To be done> For each line of the data below that holds "Please", copy the line.

(Collection entries)
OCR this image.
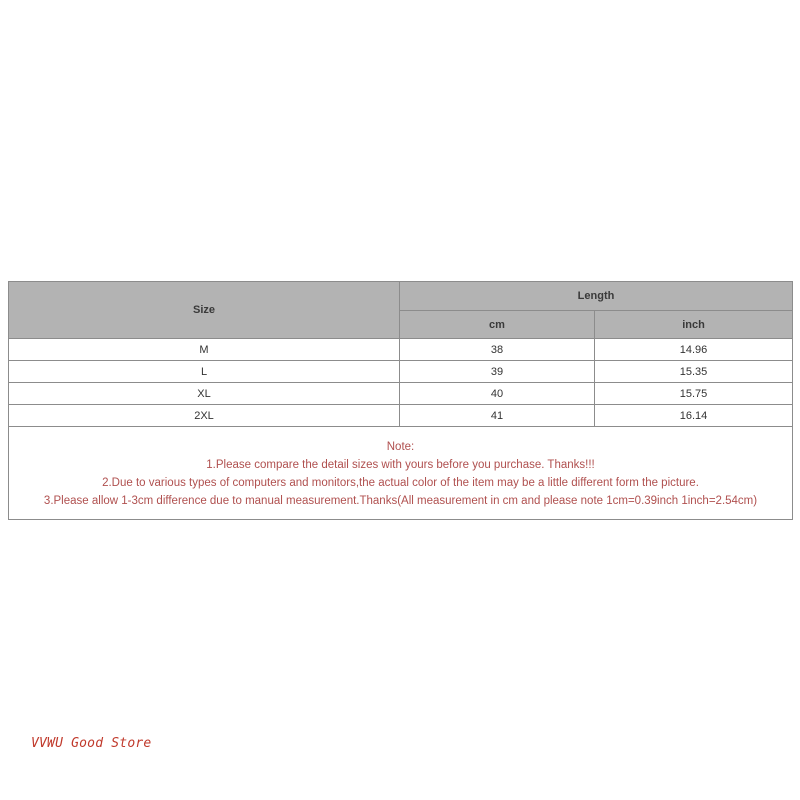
Size	Length	
	cm	inch
M	38	14.96
L	39	15.35
XL	40	15.75
2XL	41	16.14

Note:
1.Please compare the detail sizes with yours before you purchase. Thanks!!!
2.Due to various types of computers and monitors,the actual color of the item may be a little different form the picture.
3.Please allow 1-3cm difference due to manual measurement.Thanks(All measurement in cm and please note 1cm=0.39inch 1inch=2.54cm)		
VVWU Good Store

Finished task>
1.Please compare the detail sizes with yours before you purchase. Thanks!!!
3.Please allow 1-3cm difference due to manual measurement.Thanks(All measurement in cm and please note 1cm=0.39inch 1inch=2.54cm)		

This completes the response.